== TEXT PASSAGE

Perfect Stranger
Yes, Virginia, Art Can Make You Feel Dirty
this guy got busted by Chris Hansen on Dateline NBC twice. you’d think he’d learn his lesson. guess not. he’s a snappy dresser too. i love this show.

If you’ve ever seen NBC’s “To Catch A Predator” you know how embarrassing it is to get caught on live TV.

 

That first message is courtesy of a content supplier on YouTube. The second is a missing-the-point-somehow comment filed under “Funny Videos” at Googly Foogly. You see, there are people who watch TV programs about sex predators not because the subject is newsworthy, but because it’s entertaining.

Halle Berry as Rowena in Perfect StrangerPerfect Stranger reeks of being designed precisely for this demographic. Its audience is out there somewhere, and this movie hopes it finds them. I hope you’re not one of them.

The film features a storyline with sexually abused children, perverts with online aliases, women who play along with such men for their own purposes, and To Catch A Predator-style busts. It’s got same-sex-for-influence intern-politico scandals. It’s got brutal sex crimes, rough sex, and “gee-Mr.-Springer-I-just-don’t-know” DNA tests. How topical. How current. How hip.

And the film has nothing intelligent to say about any of this. It just plays it all for entertainment value, hoping that the audience gets some kind of prurient thrill from sitting in on Internet dirtytalk and runaway sexual obsession.

How pathetic.

Can this film be directed by the same James Foley who drew career-defining performances from Sean Penn and Chris Walken in At Close Range? Who breathed new if lugubrious life into film noir through Jason Patric and Rachel Ward in After Dark, My Sweet? Who corralled a host of award-winners for the knockout Glengarry Glen Ross? Who made a star out of Mark Wahlberg in the nonetheless lowbrow Fear?

Well, yes it can. A decade has passed since his last major studio film, The Chamber; but his basic skill set is still intact, and his reputation is still apparently able to attract Hollywood megawatt stars Halle Berry and Bruce Willis to lead a cast of characters who are all filthy. None of them are appealing, and the excuse seems to be that “we’ve all got secrets,” as one character puts it. Well, I understand that sentiment. I really do. Nonetheless, I wanted to take a shower after screening this one.

====
== PROVIDED MATERIAL

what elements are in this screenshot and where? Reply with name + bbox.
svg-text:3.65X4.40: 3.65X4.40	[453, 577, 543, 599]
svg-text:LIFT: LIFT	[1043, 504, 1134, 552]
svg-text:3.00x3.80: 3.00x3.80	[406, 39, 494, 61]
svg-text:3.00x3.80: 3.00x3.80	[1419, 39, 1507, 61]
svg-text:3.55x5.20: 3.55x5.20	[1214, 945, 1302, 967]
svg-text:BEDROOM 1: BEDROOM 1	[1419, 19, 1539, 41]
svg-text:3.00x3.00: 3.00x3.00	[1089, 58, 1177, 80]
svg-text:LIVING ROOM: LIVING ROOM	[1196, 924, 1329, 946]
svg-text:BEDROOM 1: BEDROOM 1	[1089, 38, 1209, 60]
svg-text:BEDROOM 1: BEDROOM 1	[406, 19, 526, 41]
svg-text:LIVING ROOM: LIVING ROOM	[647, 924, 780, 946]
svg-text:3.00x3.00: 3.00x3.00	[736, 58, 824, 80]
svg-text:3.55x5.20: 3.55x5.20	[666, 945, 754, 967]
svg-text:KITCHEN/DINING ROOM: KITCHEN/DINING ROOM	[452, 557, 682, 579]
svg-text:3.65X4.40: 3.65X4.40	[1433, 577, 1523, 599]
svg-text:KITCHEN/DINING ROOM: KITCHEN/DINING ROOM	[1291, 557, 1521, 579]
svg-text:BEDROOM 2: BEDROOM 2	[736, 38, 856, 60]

====

EXERCISES TO COMPLETE
**A)** In the review of Perfect Stranger, translate this sentence into Spanish: "And the film has nothing intelligent to say about any of this."
**B)** Reproduce word for word the stretch of the review of Perfect Stranger from "The film features" through "current. How hip.".

ANSWERS TO EACH TASK
**A)** Y la película no tiene nada inteligente que decir sobre nada de esto.

**B)**
The film features a storyline with sexually abused children, perverts with online aliases, women who play along with such men for their own purposes, and To Catch A Predator-style busts. It’s got same-sex-for-influence intern-politico scandals. It’s got brutal sex crimes, rough sex, and “gee-Mr.-Springer-I-just-don’t-know” DNA tests. How topical. How current. How hip.